Retype all of the entries word for word.

(Data provided)
____
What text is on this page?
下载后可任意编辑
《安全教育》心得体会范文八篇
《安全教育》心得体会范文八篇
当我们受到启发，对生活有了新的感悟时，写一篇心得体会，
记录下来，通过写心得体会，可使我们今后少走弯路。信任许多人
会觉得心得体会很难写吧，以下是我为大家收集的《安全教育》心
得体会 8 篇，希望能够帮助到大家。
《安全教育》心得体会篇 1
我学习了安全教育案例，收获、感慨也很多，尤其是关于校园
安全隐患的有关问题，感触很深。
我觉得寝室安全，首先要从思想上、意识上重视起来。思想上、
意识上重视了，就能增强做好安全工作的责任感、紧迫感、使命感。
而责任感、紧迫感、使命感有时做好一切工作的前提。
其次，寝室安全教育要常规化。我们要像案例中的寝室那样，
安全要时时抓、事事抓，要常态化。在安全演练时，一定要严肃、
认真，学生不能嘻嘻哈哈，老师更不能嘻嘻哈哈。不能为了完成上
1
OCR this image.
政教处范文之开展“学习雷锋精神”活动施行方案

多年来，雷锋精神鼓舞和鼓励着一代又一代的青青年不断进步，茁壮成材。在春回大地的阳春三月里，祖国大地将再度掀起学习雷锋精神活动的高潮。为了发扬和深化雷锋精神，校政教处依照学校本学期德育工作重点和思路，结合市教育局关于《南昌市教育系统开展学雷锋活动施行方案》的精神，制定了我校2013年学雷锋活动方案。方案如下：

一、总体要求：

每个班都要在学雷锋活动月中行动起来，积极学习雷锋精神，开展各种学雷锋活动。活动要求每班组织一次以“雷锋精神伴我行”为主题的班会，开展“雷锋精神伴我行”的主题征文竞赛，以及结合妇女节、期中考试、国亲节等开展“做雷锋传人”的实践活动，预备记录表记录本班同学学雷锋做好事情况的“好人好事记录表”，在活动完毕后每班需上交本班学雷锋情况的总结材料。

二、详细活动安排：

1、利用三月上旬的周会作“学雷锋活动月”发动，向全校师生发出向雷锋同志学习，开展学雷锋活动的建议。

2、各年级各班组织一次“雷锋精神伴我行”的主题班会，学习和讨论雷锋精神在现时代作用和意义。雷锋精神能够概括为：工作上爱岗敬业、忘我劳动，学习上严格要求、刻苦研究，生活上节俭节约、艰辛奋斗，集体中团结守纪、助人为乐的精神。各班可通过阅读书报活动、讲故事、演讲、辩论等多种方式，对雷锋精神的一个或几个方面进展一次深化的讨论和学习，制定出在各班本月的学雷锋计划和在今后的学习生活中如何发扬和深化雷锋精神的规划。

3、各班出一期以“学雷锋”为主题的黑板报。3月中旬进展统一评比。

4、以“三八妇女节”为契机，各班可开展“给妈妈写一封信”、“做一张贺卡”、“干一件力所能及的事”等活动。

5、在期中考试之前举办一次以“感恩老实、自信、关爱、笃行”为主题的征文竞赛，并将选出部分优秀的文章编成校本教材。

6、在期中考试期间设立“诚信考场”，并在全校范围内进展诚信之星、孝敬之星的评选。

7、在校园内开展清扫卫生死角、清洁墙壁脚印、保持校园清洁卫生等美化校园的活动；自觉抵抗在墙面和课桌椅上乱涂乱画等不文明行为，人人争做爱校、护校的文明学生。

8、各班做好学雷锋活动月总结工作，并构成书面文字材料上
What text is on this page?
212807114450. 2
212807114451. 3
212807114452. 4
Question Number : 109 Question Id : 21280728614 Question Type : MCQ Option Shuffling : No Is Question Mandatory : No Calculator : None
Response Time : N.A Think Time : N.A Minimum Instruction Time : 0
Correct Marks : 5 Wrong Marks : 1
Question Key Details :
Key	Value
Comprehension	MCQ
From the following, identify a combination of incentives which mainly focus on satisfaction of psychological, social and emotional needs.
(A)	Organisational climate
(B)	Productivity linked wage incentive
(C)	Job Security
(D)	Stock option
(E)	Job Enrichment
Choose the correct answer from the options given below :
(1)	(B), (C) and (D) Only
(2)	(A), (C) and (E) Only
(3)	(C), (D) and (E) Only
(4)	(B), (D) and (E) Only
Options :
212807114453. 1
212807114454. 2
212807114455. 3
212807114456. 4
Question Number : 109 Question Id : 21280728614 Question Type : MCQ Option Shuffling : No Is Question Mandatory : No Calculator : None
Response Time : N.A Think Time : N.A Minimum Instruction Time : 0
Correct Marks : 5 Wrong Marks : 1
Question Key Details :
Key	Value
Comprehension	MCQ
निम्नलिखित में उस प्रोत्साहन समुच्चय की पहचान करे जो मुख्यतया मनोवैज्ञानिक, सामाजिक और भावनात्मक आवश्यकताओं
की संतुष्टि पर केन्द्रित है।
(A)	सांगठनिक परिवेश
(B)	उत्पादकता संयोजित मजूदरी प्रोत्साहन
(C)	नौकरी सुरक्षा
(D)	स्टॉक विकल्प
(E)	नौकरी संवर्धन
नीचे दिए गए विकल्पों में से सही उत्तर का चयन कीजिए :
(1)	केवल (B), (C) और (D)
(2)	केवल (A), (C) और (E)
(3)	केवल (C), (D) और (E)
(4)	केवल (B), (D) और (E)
____
(Exercise result)
What text is on this page?
下载后可任意编辑
《安全教育》心得体会范文八篇
《安全教育》心得体会范文八篇
当我们受到启发，对生活有了新的感悟时，写一篇心得体会，
记录下来，通过写心得体会，可使我们今后少走弯路。信任许多人
会觉得心得体会很难写吧，以下是我为大家收集的《安全教育》心
得体会 8 篇，希望能够帮助到大家。
《安全教育》心得体会篇 1
我学习了安全教育案例，收获、感慨也很多，尤其是关于校园
安全隐患的有关问题，感触很深。
我觉得寝室安全，首先要从思想上、意识上重视起来。思想上、
意识上重视了，就能增强做好安全工作的责任感、紧迫感、使命感。
而责任感、紧迫感、使命感有时做好一切工作的前提。
其次，寝室安全教育要常规化。我们要像案例中的寝室那样，
安全要时时抓、事事抓，要常态化。在安全演练时，一定要严肃、
认真，学生不能嘻嘻哈哈，老师更不能嘻嘻哈哈。不能为了完成上
1
OCR this image.
政教处范文之开展“学习雷锋精神”活动施行方案

多年来，雷锋精神鼓舞和鼓励着一代又一代的青青年不断进步，茁壮成材。在春回大地的阳春三月里，祖国大地将再度掀起学习雷锋精神活动的高潮。为了发扬和深化雷锋精神，校政教处依照学校本学期德育工作重点和思路，结合市教育局关于《南昌市教育系统开展学雷锋活动施行方案》的精神，制定了我校2013年学雷锋活动方案。方案如下：

一、总体要求：

每个班都要在学雷锋活动月中行动起来，积极学习雷锋精神，开展各种学雷锋活动。活动要求每班组织一次以“雷锋精神伴我行”为主题的班会，开展“雷锋精神伴我行”的主题征文竞赛，以及结合妇女节、期中考试、国亲节等开展“做雷锋传人”的实践活动，预备记录表记录本班同学学雷锋做好事情况的“好人好事记录表”，在活动完毕后每班需上交本班学雷锋情况的总结材料。

二、详细活动安排：

1、利用三月上旬的周会作“学雷锋活动月”发动，向全校师生发出向雷锋同志学习，开展学雷锋活动的建议。

2、各年级各班组织一次“雷锋精神伴我行”的主题班会，学习和讨论雷锋精神在现时代作用和意义。雷锋精神能够概括为：工作上爱岗敬业、忘我劳动，学习上严格要求、刻苦研究，生活上节俭节约、艰辛奋斗，集体中团结守纪、助人为乐的精神。各班可通过阅读书报活动、讲故事、演讲、辩论等多种方式，对雷锋精神的一个或几个方面进展一次深化的讨论和学习，制定出在各班本月的学雷锋计划和在今后的学习生活中如何发扬和深化雷锋精神的规划。

3、各班出一期以“学雷锋”为主题的黑板报。3月中旬进展统一评比。

4、以“三八妇女节”为契机，各班可开展“给妈妈写一封信”、“做一张贺卡”、“干一件力所能及的事”等活动。

5、在期中考试之前举办一次以“感恩老实、自信、关爱、笃行”为主题的征文竞赛，并将选出部分优秀的文章编成校本教材。

6、在期中考试期间设立“诚信考场”，并在全校范围内进展诚信之星、孝敬之星的评选。

7、在校园内开展清扫卫生死角、清洁墙壁脚印、保持校园清洁卫生等美化校园的活动；自觉抵抗在墙面和课桌椅上乱涂乱画等不文明行为，人人争做爱校、护校的文明学生。

8、各班做好学雷锋活动月总结工作，并构成书面文字材料上
What text is on this page?
212807114450. 2
212807114451. 3
212807114452. 4
Question Number : 109 Question Id : 21280728614 Question Type : MCQ Option Shuffling : No Is Question Mandatory : No Calculator : None
Response Time : N.A Think Time : N.A Minimum Instruction Time : 0
Correct Marks : 5 Wrong Marks : 1
Question Key Details :
Key	Value
Comprehension	MCQ
From the following, identify a combination of incentives which mainly focus on satisfaction of psychological, social and emotional needs.
(A)	Organisational climate
(B)	Productivity linked wage incentive
(C)	Job Security
(D)	Stock option
(E)	Job Enrichment
Choose the correct answer from the options given below :
(1)	(B), (C) and (D) Only
(2)	(A), (C) and (E) Only
(3)	(C), (D) and (E) Only
(4)	(B), (D) and (E) Only
Options :
212807114453. 1
212807114454. 2
212807114455. 3
212807114456. 4
Question Number : 109 Question Id : 21280728614 Question Type : MCQ Option Shuffling : No Is Question Mandatory : No Calculator : None
Response Time : N.A Think Time : N.A Minimum Instruction Time : 0
Correct Marks : 5 Wrong Marks : 1
Question Key Details :
Key	Value
Comprehension	MCQ
निम्नलिखित में उस प्रोत्साहन समुच्चय की पहचान करे जो मुख्यतया मनोवैज्ञानिक, सामाजिक और भावनात्मक आवश्यकताओं
की संतुष्टि पर केन्द्रित है।
(A)	सांगठनिक परिवेश
(B)	उत्पादकता संयोजित मजूदरी प्रोत्साहन
(C)	नौकरी सुरक्षा
(D)	स्टॉक विकल्प
(E)	नौकरी संवर्धन
नीचे दिए गए विकल्पों में से सही उत्तर का चयन कीजिए :
(1)	केवल (B), (C) और (D)
(2)	केवल (A), (C) और (E)
(3)	केवल (C), (D) और (E)
(4)	केवल (B), (D) और (E)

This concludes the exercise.